▶ _Listed entries_:
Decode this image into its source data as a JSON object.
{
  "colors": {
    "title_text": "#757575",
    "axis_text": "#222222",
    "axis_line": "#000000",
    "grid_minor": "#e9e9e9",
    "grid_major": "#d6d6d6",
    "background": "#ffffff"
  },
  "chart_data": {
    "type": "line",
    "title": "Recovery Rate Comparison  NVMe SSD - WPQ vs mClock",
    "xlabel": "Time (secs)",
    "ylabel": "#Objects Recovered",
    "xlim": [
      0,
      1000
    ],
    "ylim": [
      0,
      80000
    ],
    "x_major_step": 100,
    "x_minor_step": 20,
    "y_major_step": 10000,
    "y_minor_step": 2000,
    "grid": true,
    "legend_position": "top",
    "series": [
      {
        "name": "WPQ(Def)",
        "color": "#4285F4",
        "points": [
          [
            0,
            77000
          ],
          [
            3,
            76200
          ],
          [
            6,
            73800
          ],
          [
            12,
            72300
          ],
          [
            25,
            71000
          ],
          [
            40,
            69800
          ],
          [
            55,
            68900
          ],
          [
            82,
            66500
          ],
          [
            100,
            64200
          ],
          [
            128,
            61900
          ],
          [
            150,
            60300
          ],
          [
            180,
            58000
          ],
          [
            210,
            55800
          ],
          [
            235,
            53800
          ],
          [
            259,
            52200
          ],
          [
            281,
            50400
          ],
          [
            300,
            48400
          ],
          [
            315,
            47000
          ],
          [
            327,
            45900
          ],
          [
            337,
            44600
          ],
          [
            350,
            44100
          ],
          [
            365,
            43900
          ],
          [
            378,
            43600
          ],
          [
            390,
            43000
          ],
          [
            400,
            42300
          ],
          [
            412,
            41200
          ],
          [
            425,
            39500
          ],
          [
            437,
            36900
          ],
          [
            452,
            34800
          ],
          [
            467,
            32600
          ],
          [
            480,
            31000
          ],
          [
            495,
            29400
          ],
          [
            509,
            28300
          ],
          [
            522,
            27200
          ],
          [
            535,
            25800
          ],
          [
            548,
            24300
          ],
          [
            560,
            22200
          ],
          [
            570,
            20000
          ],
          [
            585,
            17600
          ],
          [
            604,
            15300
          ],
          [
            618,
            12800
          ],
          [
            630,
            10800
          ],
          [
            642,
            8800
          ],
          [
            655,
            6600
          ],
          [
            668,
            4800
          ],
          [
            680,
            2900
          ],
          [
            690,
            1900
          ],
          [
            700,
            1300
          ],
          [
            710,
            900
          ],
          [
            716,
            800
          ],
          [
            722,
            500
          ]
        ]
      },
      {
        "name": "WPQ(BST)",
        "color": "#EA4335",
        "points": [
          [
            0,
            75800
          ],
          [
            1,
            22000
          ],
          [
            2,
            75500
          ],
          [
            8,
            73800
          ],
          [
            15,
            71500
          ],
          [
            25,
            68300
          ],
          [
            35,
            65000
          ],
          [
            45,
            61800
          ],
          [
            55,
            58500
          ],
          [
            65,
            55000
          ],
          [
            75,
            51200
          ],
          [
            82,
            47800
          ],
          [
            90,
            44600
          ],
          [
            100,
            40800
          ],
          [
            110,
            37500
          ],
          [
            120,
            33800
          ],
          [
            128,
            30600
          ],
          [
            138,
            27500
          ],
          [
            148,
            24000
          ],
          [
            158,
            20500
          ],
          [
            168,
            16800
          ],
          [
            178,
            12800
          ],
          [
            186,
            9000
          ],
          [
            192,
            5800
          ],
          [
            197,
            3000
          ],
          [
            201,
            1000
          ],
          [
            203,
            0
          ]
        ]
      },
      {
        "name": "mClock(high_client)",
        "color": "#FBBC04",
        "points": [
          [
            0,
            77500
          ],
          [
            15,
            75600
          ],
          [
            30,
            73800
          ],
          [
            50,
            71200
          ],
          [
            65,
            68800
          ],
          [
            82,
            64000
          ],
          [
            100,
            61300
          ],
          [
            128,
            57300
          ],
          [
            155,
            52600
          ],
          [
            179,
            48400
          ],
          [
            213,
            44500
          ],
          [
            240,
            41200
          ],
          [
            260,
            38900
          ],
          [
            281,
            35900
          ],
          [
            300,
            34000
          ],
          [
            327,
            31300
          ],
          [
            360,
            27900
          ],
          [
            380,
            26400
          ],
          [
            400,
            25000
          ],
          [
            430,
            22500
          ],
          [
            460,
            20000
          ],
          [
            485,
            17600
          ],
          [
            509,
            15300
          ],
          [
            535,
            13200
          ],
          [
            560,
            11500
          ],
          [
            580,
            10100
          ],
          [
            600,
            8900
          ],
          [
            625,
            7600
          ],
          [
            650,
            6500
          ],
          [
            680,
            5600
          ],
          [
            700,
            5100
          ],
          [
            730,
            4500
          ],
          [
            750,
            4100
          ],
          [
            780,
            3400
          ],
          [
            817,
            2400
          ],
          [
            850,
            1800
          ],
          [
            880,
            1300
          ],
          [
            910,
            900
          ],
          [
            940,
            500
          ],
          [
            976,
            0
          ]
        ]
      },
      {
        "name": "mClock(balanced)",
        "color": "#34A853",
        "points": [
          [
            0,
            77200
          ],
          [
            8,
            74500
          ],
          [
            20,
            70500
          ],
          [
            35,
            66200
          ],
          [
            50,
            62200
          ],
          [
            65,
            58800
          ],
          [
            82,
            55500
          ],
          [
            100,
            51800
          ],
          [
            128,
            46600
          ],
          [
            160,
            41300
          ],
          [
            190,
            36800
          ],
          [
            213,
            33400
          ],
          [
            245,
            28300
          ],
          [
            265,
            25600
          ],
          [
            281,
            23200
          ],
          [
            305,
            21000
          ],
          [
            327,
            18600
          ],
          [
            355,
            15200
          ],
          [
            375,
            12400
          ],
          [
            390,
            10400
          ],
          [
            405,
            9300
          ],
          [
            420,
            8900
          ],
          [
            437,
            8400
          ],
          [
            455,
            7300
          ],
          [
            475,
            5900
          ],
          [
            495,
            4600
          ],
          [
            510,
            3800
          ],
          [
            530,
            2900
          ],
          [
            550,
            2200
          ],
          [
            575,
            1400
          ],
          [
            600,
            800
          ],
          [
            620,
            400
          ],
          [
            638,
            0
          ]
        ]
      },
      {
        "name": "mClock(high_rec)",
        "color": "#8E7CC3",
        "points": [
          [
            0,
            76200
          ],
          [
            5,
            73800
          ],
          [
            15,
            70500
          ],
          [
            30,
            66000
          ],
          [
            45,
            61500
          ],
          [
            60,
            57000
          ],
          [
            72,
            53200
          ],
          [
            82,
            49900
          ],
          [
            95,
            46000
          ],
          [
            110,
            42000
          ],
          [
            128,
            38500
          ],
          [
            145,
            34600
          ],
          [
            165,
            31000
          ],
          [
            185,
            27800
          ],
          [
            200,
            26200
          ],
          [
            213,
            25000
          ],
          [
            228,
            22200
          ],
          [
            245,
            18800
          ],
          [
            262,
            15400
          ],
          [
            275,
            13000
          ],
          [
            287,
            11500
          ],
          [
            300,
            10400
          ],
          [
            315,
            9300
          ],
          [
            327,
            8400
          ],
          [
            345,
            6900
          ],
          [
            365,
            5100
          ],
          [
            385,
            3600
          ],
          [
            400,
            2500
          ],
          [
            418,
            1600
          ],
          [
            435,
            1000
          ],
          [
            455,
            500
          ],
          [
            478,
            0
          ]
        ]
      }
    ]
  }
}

▶ _Goal_: Each line of the material above needs to be quoted exactly, please.

▶ _The result_:
Decode this image into its source data as a JSON object.
{
  "colors": {
    "title_text": "#757575",
    "axis_text": "#222222",
    "axis_line": "#000000",
    "grid_minor": "#e9e9e9",
    "grid_major": "#d6d6d6",
    "background": "#ffffff"
  },
  "chart_data": {
    "type": "line",
    "title": "Recovery Rate Comparison  NVMe SSD - WPQ vs mClock",
    "xlabel": "Time (secs)",
    "ylabel": "#Objects Recovered",
    "xlim": [
      0,
      1000
    ],
    "ylim": [
      0,
      80000
    ],
    "x_major_step": 100,
    "x_minor_step": 20,
    "y_major_step": 10000,
    "y_minor_step": 2000,
    "grid": true,
    "legend_position": "top",
    "series": [
      {
        "name": "WPQ(Def)",
        "color": "#4285F4",
        "points": [
          [
            0,
            77000
          ],
          [
            3,
            76200
          ],
          [
            6,
            73800
          ],
          [
            12,
            72300
          ],
          [
            25,
            71000
          ],
          [
            40,
            69800
          ],
          [
            55,
            68900
          ],
          [
            82,
            66500
          ],
          [
            100,
            64200
          ],
          [
            128,
            61900
          ],
          [
            150,
            60300
          ],
          [
            180,
            58000
          ],
          [
            210,
            55800
          ],
          [
            235,
            53800
          ],
          [
            259,
            52200
          ],
          [
            281,
            50400
          ],
          [
            300,
            48400
          ],
          [
            315,
            47000
          ],
          [
            327,
            45900
          ],
          [
            337,
            44600
          ],
          [
            350,
            44100
          ],
          [
            365,
            43900
          ],
          [
            378,
            43600
          ],
          [
            390,
            43000
          ],
          [
            400,
            42300
          ],
          [
            412,
            41200
          ],
          [
            425,
            39500
          ],
          [
            437,
            36900
          ],
          [
            452,
            34800
          ],
          [
            467,
            32600
          ],
          [
            480,
            31000
          ],
          [
            495,
            29400
          ],
          [
            509,
            28300
          ],
          [
            522,
            27200
          ],
          [
            535,
            25800
          ],
          [
            548,
            24300
          ],
          [
            560,
            22200
          ],
          [
            570,
            20000
          ],
          [
            585,
            17600
          ],
          [
            604,
            15300
          ],
          [
            618,
            12800
          ],
          [
            630,
            10800
          ],
          [
            642,
            8800
          ],
          [
            655,
            6600
          ],
          [
            668,
            4800
          ],
          [
            680,
            2900
          ],
          [
            690,
            1900
          ],
          [
            700,
            1300
          ],
          [
            710,
            900
          ],
          [
            716,
            800
          ],
          [
            722,
            500
          ]
        ]
      },
      {
        "name": "WPQ(BST)",
        "color": "#EA4335",
        "points": [
          [
            0,
            75800
          ],
          [
            1,
            22000
          ],
          [
            2,
            75500
          ],
          [
            8,
            73800
          ],
          [
            15,
            71500
          ],
          [
            25,
            68300
          ],
          [
            35,
            65000
          ],
          [
            45,
            61800
          ],
          [
            55,
            58500
          ],
          [
            65,
            55000
          ],
          [
            75,
            51200
          ],
          [
            82,
            47800
          ],
          [
            90,
            44600
          ],
          [
            100,
            40800
          ],
          [
            110,
            37500
          ],
          [
            120,
            33800
          ],
          [
            128,
            30600
          ],
          [
            138,
            27500
          ],
          [
            148,
            24000
          ],
          [
            158,
            20500
          ],
          [
            168,
            16800
          ],
          [
            178,
            12800
          ],
          [
            186,
            9000
          ],
          [
            192,
            5800
          ],
          [
            197,
            3000
          ],
          [
            201,
            1000
          ],
          [
            203,
            0
          ]
        ]
      },
      {
        "name": "mClock(high_client)",
        "color": "#FBBC04",
        "points": [
          [
            0,
            77500
          ],
          [
            15,
            75600
          ],
          [
            30,
            73800
          ],
          [
            50,
            71200
          ],
          [
            65,
            68800
          ],
          [
            82,
            64000
          ],
          [
            100,
            61300
          ],
          [
            128,
            57300
          ],
          [
            155,
            52600
          ],
          [
            179,
            48400
          ],
          [
            213,
            44500
          ],
          [
            240,
            41200
          ],
          [
            260,
            38900
          ],
          [
            281,
            35900
          ],
          [
            300,
            34000
          ],
          [
            327,
            31300
          ],
          [
            360,
            27900
          ],
          [
            380,
            26400
          ],
          [
            400,
            25000
          ],
          [
            430,
            22500
          ],
          [
            460,
            20000
          ],
          [
            485,
            17600
          ],
          [
            509,
            15300
          ],
          [
            535,
            13200
          ],
          [
            560,
            11500
          ],
          [
            580,
            10100
          ],
          [
            600,
            8900
          ],
          [
            625,
            7600
          ],
          [
            650,
            6500
          ],
          [
            680,
            5600
          ],
          [
            700,
            5100
          ],
          [
            730,
            4500
          ],
          [
            750,
            4100
          ],
          [
            780,
            3400
          ],
          [
            817,
            2400
          ],
          [
            850,
            1800
          ],
          [
            880,
            1300
          ],
          [
            910,
            900
          ],
          [
            940,
            500
          ],
          [
            976,
            0
          ]
        ]
      },
      {
        "name": "mClock(balanced)",
        "color": "#34A853",
        "points": [
          [
            0,
            77200
          ],
          [
            8,
            74500
          ],
          [
            20,
            70500
          ],
          [
            35,
            66200
          ],
          [
            50,
            62200
          ],
          [
            65,
            58800
          ],
          [
            82,
            55500
          ],
          [
            100,
            51800
          ],
          [
            128,
            46600
          ],
          [
            160,
            41300
          ],
          [
            190,
            36800
          ],
          [
            213,
            33400
          ],
          [
            245,
            28300
          ],
          [
            265,
            25600
          ],
          [
            281,
            23200
          ],
          [
            305,
            21000
          ],
          [
            327,
            18600
          ],
          [
            355,
            15200
          ],
          [
            375,
            12400
          ],
          [
            390,
            10400
          ],
          [
            405,
            9300
          ],
          [
            420,
            8900
          ],
          [
            437,
            8400
          ],
          [
            455,
            7300
          ],
          [
            475,
            5900
          ],
          [
            495,
            4600
          ],
          [
            510,
            3800
          ],
          [
            530,
            2900
          ],
          [
            550,
            2200
          ],
          [
            575,
            1400
          ],
          [
            600,
            800
          ],
          [
            620,
            400
          ],
          [
            638,
            0
          ]
        ]
      },
      {
        "name": "mClock(high_rec)",
        "color": "#8E7CC3",
        "points": [
          [
            0,
            76200
          ],
          [
            5,
            73800
          ],
          [
            15,
            70500
          ],
          [
            30,
            66000
          ],
          [
            45,
            61500
          ],
          [
            60,
            57000
          ],
          [
            72,
            53200
          ],
          [
            82,
            49900
          ],
          [
            95,
            46000
          ],
          [
            110,
            42000
          ],
          [
            128,
            38500
          ],
          [
            145,
            34600
          ],
          [
            165,
            31000
          ],
          [
            185,
            27800
          ],
          [
            200,
            26200
          ],
          [
            213,
            25000
          ],
          [
            228,
            22200
          ],
          [
            245,
            18800
          ],
          [
            262,
            15400
          ],
          [
            275,
            13000
          ],
          [
            287,
            11500
          ],
          [
            300,
            10400
          ],
          [
            315,
            9300
          ],
          [
            327,
            8400
          ],
          [
            345,
            6900
          ],
          [
            365,
            5100
          ],
          [
            385,
            3600
          ],
          [
            400,
            2500
          ],
          [
            418,
            1600
          ],
          [
            435,
            1000
          ],
          [
            455,
            500
          ],
          [
            478,
            0
          ]
        ]
      }
    ]
  }
}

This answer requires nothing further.